### Your task:
Your task is to gather the lines below that hold the string "vyskytující".

### Extracted entries:
━━━━━━━━
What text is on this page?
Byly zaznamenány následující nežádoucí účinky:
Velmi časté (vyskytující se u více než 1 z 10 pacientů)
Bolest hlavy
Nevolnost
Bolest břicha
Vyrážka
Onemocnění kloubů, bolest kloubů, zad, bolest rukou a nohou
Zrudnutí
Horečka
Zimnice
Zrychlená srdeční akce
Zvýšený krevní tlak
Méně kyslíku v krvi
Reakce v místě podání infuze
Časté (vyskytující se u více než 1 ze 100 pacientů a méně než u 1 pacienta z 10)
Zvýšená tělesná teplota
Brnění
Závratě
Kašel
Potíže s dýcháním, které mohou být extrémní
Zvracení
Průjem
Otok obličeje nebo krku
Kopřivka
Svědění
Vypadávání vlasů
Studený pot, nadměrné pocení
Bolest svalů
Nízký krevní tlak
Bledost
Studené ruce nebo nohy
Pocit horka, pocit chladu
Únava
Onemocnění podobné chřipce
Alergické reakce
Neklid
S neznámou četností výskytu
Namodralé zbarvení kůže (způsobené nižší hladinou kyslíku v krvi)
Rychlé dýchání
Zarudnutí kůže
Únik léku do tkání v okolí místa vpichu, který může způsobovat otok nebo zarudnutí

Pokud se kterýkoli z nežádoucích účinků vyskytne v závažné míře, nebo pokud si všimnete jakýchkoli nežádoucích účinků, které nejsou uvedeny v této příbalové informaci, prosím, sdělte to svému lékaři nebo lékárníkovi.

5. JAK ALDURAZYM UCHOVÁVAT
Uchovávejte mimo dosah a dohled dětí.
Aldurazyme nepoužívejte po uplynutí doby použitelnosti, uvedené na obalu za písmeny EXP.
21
━━━━━━━━
### Exercise response:
Velmi časté (vyskytující se u více než 1 z 10 pacientů)
Časté (vyskytující se u více než 1 ze 100 pacientů a méně než u 1 pacienta z 10)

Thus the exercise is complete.